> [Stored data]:
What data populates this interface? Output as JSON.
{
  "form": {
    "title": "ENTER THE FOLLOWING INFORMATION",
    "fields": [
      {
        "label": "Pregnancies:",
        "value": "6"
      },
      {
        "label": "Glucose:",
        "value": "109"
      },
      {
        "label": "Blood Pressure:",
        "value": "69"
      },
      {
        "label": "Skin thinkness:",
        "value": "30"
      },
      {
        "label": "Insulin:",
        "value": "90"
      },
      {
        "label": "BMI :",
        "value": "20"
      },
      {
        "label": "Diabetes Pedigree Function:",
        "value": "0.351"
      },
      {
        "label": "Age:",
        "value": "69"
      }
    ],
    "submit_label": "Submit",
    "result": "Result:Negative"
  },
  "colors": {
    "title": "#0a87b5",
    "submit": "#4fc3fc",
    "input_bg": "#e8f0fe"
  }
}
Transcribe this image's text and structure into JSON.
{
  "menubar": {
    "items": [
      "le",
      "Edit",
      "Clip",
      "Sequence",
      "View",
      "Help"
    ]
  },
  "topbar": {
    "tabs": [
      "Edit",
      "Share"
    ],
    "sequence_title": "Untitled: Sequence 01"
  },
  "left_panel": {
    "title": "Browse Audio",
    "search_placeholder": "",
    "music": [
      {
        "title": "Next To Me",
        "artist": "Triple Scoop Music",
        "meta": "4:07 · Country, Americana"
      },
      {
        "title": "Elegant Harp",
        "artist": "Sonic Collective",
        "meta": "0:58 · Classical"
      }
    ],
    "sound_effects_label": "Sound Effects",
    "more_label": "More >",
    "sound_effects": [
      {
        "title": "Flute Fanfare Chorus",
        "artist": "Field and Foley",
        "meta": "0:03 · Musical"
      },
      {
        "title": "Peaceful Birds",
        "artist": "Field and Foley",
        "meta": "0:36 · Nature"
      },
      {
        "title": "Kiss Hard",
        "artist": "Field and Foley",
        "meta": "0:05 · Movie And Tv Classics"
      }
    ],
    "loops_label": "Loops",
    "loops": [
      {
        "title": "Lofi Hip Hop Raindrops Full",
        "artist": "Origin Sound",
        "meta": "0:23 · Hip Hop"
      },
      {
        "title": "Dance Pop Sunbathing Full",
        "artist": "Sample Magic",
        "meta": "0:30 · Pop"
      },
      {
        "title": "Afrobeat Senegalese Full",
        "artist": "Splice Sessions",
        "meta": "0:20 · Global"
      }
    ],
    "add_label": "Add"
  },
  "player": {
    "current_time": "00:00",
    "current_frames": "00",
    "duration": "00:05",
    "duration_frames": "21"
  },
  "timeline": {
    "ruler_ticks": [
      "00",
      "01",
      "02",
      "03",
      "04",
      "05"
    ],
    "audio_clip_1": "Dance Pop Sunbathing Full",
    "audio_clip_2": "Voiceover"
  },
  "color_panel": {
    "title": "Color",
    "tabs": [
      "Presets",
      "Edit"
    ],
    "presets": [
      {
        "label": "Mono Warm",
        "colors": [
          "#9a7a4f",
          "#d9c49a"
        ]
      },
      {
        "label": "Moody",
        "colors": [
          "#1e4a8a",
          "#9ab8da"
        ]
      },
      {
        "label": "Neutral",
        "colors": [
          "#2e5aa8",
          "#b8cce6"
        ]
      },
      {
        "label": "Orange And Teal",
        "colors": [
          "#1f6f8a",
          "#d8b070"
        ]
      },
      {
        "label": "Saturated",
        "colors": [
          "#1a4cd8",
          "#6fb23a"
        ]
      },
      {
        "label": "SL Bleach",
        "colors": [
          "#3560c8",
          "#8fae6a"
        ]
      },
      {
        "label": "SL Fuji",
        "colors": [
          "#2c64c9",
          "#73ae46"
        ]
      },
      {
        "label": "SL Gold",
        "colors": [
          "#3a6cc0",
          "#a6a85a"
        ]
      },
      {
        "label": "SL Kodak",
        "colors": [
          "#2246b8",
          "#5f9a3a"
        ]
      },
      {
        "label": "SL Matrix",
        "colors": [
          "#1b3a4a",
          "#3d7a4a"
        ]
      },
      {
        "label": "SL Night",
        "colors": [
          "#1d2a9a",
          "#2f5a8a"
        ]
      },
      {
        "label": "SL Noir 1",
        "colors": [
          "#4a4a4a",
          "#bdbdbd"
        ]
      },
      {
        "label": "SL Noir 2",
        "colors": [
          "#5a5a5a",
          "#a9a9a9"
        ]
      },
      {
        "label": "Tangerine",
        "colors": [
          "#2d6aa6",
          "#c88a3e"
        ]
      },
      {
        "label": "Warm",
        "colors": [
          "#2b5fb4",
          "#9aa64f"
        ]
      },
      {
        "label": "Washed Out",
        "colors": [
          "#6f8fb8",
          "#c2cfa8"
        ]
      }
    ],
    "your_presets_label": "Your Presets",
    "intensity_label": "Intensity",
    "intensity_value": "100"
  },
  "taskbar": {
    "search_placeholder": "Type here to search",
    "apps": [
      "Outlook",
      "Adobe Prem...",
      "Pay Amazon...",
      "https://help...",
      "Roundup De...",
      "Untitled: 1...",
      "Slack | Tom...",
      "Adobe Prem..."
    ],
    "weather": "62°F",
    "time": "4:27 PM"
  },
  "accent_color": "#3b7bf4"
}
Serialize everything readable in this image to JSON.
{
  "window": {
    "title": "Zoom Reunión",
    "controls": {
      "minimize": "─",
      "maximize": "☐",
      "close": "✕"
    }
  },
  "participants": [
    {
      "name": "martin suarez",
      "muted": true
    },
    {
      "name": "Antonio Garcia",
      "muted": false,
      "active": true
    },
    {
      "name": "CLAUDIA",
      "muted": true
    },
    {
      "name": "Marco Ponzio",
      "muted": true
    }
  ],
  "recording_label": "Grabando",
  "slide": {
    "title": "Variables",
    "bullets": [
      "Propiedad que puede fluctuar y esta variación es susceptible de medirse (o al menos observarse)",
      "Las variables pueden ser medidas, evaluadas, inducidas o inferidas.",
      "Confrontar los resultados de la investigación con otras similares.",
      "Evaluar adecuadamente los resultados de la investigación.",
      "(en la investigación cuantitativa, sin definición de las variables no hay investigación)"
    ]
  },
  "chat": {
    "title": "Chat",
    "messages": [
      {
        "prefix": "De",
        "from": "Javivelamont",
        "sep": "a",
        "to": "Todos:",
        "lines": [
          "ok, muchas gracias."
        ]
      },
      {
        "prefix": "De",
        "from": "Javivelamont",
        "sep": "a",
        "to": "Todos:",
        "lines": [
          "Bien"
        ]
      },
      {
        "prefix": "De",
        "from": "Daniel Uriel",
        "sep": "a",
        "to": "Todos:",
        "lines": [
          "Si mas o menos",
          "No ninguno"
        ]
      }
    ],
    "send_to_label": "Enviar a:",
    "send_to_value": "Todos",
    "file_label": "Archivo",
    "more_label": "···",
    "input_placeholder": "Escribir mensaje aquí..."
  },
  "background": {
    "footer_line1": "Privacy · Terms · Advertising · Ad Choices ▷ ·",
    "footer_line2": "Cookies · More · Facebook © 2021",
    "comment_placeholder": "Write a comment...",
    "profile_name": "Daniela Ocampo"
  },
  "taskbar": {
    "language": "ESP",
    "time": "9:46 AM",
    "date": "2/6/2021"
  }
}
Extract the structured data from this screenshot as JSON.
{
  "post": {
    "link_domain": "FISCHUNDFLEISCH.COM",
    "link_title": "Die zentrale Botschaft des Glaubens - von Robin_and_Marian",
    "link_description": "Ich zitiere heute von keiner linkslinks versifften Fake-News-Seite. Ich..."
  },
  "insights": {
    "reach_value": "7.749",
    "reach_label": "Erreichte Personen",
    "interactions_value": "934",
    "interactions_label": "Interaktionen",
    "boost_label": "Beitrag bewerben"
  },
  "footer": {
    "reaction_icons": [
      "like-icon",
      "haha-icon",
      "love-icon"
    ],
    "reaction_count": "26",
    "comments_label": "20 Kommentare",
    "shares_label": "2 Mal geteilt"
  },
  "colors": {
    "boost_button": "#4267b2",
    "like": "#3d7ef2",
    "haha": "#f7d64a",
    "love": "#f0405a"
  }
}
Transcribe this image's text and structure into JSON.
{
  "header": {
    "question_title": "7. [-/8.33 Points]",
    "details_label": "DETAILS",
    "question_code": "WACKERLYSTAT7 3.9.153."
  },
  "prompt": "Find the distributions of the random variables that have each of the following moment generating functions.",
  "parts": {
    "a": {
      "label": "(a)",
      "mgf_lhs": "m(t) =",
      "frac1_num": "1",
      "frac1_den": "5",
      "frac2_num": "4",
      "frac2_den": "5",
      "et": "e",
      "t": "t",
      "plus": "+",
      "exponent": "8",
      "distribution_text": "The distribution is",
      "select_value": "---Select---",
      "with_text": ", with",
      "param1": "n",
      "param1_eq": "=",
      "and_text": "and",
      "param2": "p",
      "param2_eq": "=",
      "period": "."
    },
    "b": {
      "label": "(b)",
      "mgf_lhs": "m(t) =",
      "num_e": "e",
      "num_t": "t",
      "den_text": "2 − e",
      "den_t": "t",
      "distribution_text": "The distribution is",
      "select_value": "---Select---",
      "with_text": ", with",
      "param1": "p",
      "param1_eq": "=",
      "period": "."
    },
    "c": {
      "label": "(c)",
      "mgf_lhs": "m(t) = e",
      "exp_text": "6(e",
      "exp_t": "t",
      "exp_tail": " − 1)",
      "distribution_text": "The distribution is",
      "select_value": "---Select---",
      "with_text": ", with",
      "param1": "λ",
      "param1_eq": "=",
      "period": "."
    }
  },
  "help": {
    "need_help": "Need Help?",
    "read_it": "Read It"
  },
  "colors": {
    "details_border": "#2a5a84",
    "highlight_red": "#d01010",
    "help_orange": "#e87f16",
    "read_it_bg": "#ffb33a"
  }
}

> [THE EXERCISE]:
Using the material above, report each line where "investigación" occurs.

> [ANSWER TO THIS EXERCISE]:
      "Confrontar los resultados de la investigación con otras similares.",
      "Evaluar adecuadamente los resultados de la investigación.",
      "(en la investigación cuantitativa, sin definición de las variables no hay investigación)"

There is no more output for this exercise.